● EXERCISE MATERIALS
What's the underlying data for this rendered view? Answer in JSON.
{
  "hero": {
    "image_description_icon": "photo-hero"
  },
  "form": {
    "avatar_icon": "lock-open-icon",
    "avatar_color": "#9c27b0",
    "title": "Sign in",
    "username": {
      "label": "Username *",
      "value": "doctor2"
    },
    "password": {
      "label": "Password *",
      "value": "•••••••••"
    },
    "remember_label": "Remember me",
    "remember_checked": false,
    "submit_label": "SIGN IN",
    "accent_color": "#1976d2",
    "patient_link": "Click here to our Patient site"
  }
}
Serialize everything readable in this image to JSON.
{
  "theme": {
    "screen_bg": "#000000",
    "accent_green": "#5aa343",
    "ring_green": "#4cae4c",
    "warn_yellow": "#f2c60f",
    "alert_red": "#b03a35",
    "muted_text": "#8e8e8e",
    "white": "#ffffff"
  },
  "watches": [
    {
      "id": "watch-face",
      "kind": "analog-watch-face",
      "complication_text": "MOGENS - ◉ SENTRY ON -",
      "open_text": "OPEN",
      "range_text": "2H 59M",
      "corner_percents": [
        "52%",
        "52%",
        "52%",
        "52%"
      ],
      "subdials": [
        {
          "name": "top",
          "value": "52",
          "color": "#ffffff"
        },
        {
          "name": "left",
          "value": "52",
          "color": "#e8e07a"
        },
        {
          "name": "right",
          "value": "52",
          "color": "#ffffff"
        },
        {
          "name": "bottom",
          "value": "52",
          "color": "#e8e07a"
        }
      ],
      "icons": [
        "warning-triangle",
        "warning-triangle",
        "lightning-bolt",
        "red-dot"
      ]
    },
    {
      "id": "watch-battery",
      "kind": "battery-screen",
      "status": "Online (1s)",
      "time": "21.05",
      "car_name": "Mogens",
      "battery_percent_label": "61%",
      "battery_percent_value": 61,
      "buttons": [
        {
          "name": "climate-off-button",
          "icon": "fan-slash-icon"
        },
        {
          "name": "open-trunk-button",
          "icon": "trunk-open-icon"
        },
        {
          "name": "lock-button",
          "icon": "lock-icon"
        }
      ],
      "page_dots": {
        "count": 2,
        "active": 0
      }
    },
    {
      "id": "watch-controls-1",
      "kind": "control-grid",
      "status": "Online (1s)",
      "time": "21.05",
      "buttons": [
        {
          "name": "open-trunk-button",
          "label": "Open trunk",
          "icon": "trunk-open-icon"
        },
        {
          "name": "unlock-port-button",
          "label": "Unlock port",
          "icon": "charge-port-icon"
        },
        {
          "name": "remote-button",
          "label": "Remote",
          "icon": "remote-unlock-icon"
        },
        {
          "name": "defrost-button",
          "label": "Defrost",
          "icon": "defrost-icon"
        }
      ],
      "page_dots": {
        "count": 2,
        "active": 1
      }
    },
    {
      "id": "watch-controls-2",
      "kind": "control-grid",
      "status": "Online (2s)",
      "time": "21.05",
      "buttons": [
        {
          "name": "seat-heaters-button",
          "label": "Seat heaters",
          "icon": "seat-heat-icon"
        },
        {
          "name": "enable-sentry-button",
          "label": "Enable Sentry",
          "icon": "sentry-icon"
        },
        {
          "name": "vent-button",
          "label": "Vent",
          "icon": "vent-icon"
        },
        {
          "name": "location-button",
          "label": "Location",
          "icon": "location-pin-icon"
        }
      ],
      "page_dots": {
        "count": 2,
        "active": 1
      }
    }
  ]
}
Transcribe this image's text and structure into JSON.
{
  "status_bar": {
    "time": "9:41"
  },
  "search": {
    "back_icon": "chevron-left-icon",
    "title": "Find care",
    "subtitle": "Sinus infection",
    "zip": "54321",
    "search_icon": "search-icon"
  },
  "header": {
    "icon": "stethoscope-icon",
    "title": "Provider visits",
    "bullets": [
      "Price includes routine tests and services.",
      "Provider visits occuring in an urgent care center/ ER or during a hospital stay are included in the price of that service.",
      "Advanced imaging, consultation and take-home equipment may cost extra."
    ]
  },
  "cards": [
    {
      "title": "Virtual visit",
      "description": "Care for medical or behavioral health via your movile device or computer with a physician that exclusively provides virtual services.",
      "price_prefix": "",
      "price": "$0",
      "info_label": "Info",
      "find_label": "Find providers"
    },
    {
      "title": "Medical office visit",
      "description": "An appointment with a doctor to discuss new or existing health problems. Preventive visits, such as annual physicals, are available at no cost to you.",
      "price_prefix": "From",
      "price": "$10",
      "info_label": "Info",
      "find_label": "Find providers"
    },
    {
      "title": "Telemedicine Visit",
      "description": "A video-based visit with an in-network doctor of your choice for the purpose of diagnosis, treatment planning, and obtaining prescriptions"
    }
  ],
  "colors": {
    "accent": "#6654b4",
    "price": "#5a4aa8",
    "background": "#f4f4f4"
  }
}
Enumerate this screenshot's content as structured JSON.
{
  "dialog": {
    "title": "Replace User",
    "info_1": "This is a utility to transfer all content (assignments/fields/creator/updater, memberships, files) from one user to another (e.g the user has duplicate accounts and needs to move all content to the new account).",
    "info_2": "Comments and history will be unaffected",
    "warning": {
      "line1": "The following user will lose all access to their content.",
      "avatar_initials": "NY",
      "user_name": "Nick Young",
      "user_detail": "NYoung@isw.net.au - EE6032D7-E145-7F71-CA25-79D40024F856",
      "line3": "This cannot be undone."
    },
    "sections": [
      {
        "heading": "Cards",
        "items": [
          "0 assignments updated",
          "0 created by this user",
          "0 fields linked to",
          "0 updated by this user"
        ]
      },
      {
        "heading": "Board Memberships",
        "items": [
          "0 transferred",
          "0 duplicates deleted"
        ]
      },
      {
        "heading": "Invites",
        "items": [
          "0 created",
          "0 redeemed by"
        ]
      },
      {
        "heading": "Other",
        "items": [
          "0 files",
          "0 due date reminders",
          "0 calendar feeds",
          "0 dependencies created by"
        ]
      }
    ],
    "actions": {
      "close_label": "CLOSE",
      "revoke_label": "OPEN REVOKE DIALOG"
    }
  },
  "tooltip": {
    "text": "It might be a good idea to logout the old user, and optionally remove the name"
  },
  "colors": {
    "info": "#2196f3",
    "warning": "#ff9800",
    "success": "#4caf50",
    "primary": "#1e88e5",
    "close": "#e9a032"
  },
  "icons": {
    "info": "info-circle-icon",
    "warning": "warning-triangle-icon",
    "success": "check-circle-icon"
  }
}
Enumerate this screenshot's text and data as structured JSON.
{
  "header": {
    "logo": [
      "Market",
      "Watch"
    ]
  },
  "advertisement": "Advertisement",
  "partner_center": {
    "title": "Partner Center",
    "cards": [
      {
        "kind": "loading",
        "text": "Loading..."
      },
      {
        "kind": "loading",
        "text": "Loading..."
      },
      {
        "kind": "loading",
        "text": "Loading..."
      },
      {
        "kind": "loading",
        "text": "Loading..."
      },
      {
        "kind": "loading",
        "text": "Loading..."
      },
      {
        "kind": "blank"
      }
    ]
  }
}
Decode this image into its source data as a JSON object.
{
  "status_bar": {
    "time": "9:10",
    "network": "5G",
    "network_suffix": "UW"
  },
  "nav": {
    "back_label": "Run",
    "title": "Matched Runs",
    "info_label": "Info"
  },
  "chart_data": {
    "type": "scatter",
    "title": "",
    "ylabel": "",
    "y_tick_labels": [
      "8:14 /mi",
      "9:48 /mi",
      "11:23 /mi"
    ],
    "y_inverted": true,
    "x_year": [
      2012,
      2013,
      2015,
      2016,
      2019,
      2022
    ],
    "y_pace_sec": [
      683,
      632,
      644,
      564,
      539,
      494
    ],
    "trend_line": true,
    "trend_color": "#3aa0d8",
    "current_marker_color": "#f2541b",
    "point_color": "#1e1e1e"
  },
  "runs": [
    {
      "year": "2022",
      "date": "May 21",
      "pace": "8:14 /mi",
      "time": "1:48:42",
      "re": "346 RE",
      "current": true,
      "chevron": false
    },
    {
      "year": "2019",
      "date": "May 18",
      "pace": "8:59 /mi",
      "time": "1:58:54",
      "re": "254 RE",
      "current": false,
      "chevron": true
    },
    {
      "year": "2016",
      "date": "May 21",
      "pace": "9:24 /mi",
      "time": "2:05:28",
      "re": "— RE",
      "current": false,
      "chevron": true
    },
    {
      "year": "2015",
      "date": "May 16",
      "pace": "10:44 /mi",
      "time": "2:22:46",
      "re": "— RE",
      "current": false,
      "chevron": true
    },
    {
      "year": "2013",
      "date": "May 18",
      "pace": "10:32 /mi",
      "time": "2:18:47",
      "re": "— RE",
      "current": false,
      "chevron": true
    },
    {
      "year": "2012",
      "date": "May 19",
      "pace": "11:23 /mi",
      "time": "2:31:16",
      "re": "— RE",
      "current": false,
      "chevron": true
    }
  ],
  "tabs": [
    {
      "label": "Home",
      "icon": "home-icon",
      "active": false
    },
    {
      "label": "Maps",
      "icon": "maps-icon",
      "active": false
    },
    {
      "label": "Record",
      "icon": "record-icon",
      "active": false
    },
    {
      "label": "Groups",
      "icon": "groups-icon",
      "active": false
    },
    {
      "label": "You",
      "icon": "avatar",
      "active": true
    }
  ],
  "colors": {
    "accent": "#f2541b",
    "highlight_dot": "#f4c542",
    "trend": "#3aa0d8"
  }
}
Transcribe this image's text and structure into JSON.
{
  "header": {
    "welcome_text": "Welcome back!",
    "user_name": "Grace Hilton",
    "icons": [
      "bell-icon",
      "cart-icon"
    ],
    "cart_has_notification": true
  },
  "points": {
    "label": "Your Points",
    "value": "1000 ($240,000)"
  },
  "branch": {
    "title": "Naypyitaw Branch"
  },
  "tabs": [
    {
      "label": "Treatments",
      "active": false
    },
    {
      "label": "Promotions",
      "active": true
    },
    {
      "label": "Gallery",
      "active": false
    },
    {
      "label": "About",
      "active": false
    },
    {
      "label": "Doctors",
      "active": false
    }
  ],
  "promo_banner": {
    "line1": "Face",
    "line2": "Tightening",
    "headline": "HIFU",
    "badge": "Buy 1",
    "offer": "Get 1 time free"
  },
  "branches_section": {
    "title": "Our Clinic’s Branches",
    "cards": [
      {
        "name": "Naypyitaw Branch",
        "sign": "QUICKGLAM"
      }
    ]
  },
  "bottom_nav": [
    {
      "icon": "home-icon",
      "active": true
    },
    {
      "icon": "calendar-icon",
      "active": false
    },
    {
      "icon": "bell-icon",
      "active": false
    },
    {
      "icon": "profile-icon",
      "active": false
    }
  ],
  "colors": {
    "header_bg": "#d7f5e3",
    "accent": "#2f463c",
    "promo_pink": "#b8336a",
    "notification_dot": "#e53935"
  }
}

● CHALLENGE
Copy out all lines from the material above that contain the string "port".

● TASK ANSWER
          "name": "unlock-port-button",
          "label": "Unlock port",
          "icon": "charge-port-icon"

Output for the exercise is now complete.